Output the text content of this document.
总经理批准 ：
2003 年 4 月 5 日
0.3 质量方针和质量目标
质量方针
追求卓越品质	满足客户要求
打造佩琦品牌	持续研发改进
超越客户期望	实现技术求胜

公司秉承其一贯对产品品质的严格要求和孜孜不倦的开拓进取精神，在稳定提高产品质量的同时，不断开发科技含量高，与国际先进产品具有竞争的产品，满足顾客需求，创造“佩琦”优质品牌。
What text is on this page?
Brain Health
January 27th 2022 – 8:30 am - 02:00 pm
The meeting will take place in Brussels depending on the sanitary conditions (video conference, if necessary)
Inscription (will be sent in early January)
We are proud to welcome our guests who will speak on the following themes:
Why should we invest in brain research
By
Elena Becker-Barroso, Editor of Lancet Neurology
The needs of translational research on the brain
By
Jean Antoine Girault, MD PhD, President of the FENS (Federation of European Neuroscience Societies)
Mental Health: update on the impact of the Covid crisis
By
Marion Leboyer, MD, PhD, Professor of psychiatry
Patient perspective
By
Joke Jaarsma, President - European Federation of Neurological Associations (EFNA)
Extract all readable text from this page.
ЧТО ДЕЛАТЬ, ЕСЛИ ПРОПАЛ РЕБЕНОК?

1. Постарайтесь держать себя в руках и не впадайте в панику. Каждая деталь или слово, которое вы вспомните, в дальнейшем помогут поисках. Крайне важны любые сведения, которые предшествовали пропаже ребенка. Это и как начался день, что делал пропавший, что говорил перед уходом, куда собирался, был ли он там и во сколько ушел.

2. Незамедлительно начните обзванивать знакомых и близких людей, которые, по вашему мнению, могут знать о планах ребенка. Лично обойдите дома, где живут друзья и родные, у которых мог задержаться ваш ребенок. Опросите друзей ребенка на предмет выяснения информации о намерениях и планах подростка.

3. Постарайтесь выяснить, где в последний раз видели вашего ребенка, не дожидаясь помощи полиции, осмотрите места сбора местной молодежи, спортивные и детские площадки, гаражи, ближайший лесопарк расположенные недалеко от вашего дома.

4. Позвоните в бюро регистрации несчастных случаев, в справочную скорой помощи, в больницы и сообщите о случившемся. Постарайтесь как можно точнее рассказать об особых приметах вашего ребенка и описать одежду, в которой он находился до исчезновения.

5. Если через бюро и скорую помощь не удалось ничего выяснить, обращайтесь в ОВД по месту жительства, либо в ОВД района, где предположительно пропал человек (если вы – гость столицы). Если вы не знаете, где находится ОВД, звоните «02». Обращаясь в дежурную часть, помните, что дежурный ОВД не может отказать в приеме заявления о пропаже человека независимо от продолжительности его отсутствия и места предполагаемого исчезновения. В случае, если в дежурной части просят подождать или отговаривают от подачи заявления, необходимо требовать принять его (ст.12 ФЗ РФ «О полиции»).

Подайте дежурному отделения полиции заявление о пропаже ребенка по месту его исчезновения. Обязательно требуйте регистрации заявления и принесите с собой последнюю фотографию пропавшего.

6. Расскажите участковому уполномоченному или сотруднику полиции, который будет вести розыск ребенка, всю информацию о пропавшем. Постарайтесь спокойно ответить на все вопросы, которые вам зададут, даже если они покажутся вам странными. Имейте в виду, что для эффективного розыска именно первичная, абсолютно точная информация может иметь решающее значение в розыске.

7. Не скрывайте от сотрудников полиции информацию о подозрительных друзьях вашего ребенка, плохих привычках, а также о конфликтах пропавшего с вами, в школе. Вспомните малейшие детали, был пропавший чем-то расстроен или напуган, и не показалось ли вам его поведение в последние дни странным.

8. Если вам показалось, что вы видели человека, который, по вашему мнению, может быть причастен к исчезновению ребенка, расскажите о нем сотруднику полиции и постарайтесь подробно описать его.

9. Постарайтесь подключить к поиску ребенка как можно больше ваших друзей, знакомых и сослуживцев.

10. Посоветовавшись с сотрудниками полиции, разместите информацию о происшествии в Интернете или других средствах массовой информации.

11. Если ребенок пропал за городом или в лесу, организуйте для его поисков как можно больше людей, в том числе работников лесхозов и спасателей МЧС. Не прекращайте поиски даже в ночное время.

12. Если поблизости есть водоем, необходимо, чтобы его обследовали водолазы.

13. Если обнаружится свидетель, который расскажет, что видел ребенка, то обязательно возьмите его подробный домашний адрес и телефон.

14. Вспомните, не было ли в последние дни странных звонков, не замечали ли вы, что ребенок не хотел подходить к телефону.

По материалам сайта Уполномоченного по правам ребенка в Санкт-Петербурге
**********
> [WHAT YOU NEED TO DO]
Your task is to give the records above again, exactly.

> [FINISHED TASK]
Output the text content of this document.
总经理批准 ：
2003 年 4 月 5 日
0.3 质量方针和质量目标
质量方针
追求卓越品质	满足客户要求
打造佩琦品牌	持续研发改进
超越客户期望	实现技术求胜

公司秉承其一贯对产品品质的严格要求和孜孜不倦的开拓进取精神，在稳定提高产品质量的同时，不断开发科技含量高，与国际先进产品具有竞争的产品，满足顾客需求，创造“佩琦”优质品牌。
What text is on this page?
Brain Health
January 27th 2022 – 8:30 am - 02:00 pm
The meeting will take place in Brussels depending on the sanitary conditions (video conference, if necessary)
Inscription (will be sent in early January)
We are proud to welcome our guests who will speak on the following themes:
Why should we invest in brain research
By
Elena Becker-Barroso, Editor of Lancet Neurology
The needs of translational research on the brain
By
Jean Antoine Girault, MD PhD, President of the FENS (Federation of European Neuroscience Societies)
Mental Health: update on the impact of the Covid crisis
By
Marion Leboyer, MD, PhD, Professor of psychiatry
Patient perspective
By
Joke Jaarsma, President - European Federation of Neurological Associations (EFNA)
Extract all readable text from this page.
ЧТО ДЕЛАТЬ, ЕСЛИ ПРОПАЛ РЕБЕНОК?

1. Постарайтесь держать себя в руках и не впадайте в панику. Каждая деталь или слово, которое вы вспомните, в дальнейшем помогут поисках. Крайне важны любые сведения, которые предшествовали пропаже ребенка. Это и как начался день, что делал пропавший, что говорил перед уходом, куда собирался, был ли он там и во сколько ушел.

2. Незамедлительно начните обзванивать знакомых и близких людей, которые, по вашему мнению, могут знать о планах ребенка. Лично обойдите дома, где живут друзья и родные, у которых мог задержаться ваш ребенок. Опросите друзей ребенка на предмет выяснения информации о намерениях и планах подростка.

3. Постарайтесь выяснить, где в последний раз видели вашего ребенка, не дожидаясь помощи полиции, осмотрите места сбора местной молодежи, спортивные и детские площадки, гаражи, ближайший лесопарк расположенные недалеко от вашего дома.

4. Позвоните в бюро регистрации несчастных случаев, в справочную скорой помощи, в больницы и сообщите о случившемся. Постарайтесь как можно точнее рассказать об особых приметах вашего ребенка и описать одежду, в которой он находился до исчезновения.

5. Если через бюро и скорую помощь не удалось ничего выяснить, обращайтесь в ОВД по месту жительства, либо в ОВД района, где предположительно пропал человек (если вы – гость столицы). Если вы не знаете, где находится ОВД, звоните «02». Обращаясь в дежурную часть, помните, что дежурный ОВД не может отказать в приеме заявления о пропаже человека независимо от продолжительности его отсутствия и места предполагаемого исчезновения. В случае, если в дежурной части просят подождать или отговаривают от подачи заявления, необходимо требовать принять его (ст.12 ФЗ РФ «О полиции»).

Подайте дежурному отделения полиции заявление о пропаже ребенка по месту его исчезновения. Обязательно требуйте регистрации заявления и принесите с собой последнюю фотографию пропавшего.

6. Расскажите участковому уполномоченному или сотруднику полиции, который будет вести розыск ребенка, всю информацию о пропавшем. Постарайтесь спокойно ответить на все вопросы, которые вам зададут, даже если они покажутся вам странными. Имейте в виду, что для эффективного розыска именно первичная, абсолютно точная информация может иметь решающее значение в розыске.

7. Не скрывайте от сотрудников полиции информацию о подозрительных друзьях вашего ребенка, плохих привычках, а также о конфликтах пропавшего с вами, в школе. Вспомните малейшие детали, был пропавший чем-то расстроен или напуган, и не показалось ли вам его поведение в последние дни странным.

8. Если вам показалось, что вы видели человека, который, по вашему мнению, может быть причастен к исчезновению ребенка, расскажите о нем сотруднику полиции и постарайтесь подробно описать его.

9. Постарайтесь подключить к поиску ребенка как можно больше ваших друзей, знакомых и сослуживцев.

10. Посоветовавшись с сотрудниками полиции, разместите информацию о происшествии в Интернете или других средствах массовой информации.

11. Если ребенок пропал за городом или в лесу, организуйте для его поисков как можно больше людей, в том числе работников лесхозов и спасателей МЧС. Не прекращайте поиски даже в ночное время.

12. Если поблизости есть водоем, необходимо, чтобы его обследовали водолазы.

13. Если обнаружится свидетель, который расскажет, что видел ребенка, то обязательно возьмите его подробный домашний адрес и телефон.

14. Вспомните, не было ли в последние дни странных звонков, не замечали ли вы, что ребенок не хотел подходить к телефону.

По материалам сайта Уполномоченного по правам ребенка в Санкт-Петербурге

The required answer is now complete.